The exercise: Find the lines that hold the word "anomaly" and return them.

(Entries taken from a collection)
-*-*-

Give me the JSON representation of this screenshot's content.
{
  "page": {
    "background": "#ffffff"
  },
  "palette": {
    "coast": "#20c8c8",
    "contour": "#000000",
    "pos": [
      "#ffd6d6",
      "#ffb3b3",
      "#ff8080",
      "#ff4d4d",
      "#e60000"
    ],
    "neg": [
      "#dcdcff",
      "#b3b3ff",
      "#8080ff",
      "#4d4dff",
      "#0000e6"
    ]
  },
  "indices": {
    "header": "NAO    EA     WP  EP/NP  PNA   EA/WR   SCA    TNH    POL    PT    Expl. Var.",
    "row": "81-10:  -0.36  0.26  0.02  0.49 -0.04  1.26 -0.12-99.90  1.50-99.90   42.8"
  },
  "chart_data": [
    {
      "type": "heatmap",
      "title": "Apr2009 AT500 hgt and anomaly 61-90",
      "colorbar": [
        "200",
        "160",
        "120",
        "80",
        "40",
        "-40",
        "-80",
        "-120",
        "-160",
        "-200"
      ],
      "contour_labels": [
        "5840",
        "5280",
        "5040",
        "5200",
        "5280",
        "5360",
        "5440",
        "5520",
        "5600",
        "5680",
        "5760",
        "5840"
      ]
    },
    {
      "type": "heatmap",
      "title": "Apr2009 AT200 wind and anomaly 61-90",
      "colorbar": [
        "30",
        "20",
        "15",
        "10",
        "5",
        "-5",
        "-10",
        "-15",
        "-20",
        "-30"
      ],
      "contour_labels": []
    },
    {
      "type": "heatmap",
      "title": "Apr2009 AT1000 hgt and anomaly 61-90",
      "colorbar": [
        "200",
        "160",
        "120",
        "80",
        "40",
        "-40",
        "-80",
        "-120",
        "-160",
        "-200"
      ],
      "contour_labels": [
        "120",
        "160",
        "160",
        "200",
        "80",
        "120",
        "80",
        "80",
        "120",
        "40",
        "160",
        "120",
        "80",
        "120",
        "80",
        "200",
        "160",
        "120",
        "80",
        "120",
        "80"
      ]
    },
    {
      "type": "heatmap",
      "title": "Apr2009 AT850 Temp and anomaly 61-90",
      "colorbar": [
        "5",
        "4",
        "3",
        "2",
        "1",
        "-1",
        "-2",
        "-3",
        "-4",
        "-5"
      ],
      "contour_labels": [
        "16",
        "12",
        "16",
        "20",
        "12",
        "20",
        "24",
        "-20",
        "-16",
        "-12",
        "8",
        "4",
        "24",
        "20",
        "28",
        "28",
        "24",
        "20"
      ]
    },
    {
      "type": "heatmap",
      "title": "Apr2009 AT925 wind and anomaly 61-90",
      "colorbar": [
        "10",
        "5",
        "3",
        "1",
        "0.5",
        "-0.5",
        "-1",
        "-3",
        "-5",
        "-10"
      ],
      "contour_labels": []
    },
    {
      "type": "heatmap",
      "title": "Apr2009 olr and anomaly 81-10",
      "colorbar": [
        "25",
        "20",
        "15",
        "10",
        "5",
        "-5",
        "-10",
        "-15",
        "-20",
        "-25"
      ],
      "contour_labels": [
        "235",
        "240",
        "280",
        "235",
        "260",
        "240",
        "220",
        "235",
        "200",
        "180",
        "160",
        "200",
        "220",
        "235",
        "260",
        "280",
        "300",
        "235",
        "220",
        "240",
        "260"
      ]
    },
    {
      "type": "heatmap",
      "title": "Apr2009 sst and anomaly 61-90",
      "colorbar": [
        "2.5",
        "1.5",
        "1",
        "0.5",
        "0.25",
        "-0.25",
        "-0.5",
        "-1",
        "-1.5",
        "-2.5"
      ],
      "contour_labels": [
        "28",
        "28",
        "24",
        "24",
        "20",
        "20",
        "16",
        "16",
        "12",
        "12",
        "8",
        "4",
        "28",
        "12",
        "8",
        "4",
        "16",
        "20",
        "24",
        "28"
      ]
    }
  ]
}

-*-*-

Completed exercise:
      "title": "Apr2009 AT500 hgt and anomaly 61-90",
      "title": "Apr2009 AT200 wind and anomaly 61-90",
      "title": "Apr2009 AT1000 hgt and anomaly 61-90",
      "title": "Apr2009 AT850 Temp and anomaly 61-90",
      "title": "Apr2009 AT925 wind and anomaly 61-90",
      "title": "Apr2009 olr and anomaly 81-10",
      "title": "Apr2009 sst and anomaly 61-90",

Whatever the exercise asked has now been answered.